Selected excerpt:

____________

The server 10 is provided with a sensor data reception unit 101, a sensor data storage unit 102, a teacher data reception unit 103, a teacher data storage unit 104, a classifier generation unit 105, a classifier transmission unit 106, an analysis execution unit 107, an analysis result storage unit 108, an analysis result transmission unit 109, and an analysis result reception unit 110. The sensor data reception unit 101 receives sensor data from the sensor terminal 20. The sensor data storage unit 102 stores the sensor data. The teacher data reception unit 103 receives teacher data to be used for learning. The teacher data storage unit 104 stores the teacher data. The classifier generation unit 105 generates a classifier through learning using the sensor data and the teacher data. The classifier transmission unit 106 transmits the generated classifier to the sensor terminal. The analysis execution unit 107 analyzes the sensor data using the classifier. The analysis result storage unit 108 stores the analysis result for a certain period of the time. The analysis result transmission unit 109 transmits the stored analysis result to the viewer. When an analysis is made at the sensor terminal 20, the analysis result reception unit 110 receives the analysis result.
The teacher data input terminal 30 is provided with a teacher data input unit 301 to which a user inputs teacher data, a teacher data storage unit 302 that stores the inputted teacher data, and a teacher data transmission unit 303 that transmits the stored teacher data.
Note that the server 10 may also be constructed of a computer provided with a storage unit, I/F unit and a central processing unit, and may also be configured such that processing by the central processing unit is executed according to a program. In such a case, the storage unit functions as the sensor data storage unit and the teacher data storage unit analysis result storage unit, and the central processing unit functions as the learning device or the classifier. The central processing unit may be mounted with a program of an analysis algorithm in advance or a program may be stored in the storage unit and the program may be downloaded to the central processing unit.

____________

Data shown:
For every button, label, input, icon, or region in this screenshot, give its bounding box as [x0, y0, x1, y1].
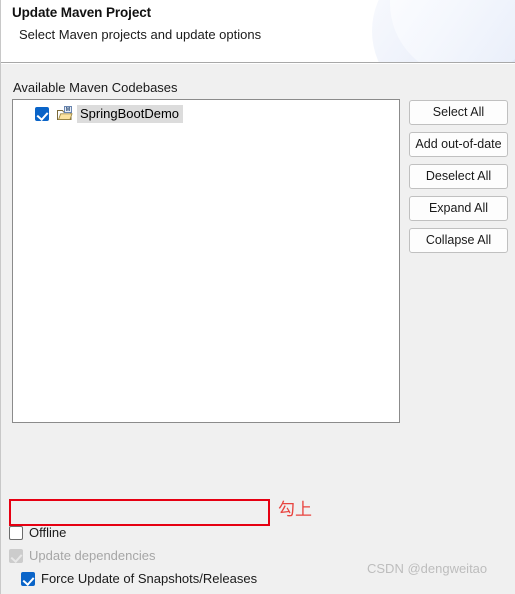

____________

Task requirements:
(A) In the excerpt on the server and its terminals, rewrite the paragraph beginning "The server 10 is provided with" as a list of the server's units, each with its function.
(B) Quote word for word the passage of the excerpt on the server and its terminals starting at "The teacher data input" and ending at "stored teacher data.".

Response list:
(A)
Server 10 units:
- Sensor data reception unit 101: receives sensor data from sensor terminal 20.
- Sensor data storage unit 102: stores the sensor data.
- Teacher data reception unit 103: receives teacher data used for learning.
- Teacher data storage unit 104: stores the teacher data.
- Classifier generation unit 105: generates a classifier through learning with the sensor data and teacher data.
- Classifier transmission unit 106: sends the generated classifier to the sensor terminal.
- Analysis execution unit 107: analyzes the sensor data with the classifier.
- Analysis result storage unit 108: stores the analysis result for a certain period of time.
- Analysis result transmission unit 109: sends the stored analysis result to the viewer.
- Analysis result reception unit 110: receives the analysis result when the analysis is made at sensor terminal 20.

(B)
The teacher data input terminal 30 is provided with a teacher data input unit 301 to which a user inputs teacher data, a teacher data storage unit 302 that stores the inputted teacher data, and a teacher data transmission unit 303 that transmits the stored teacher data.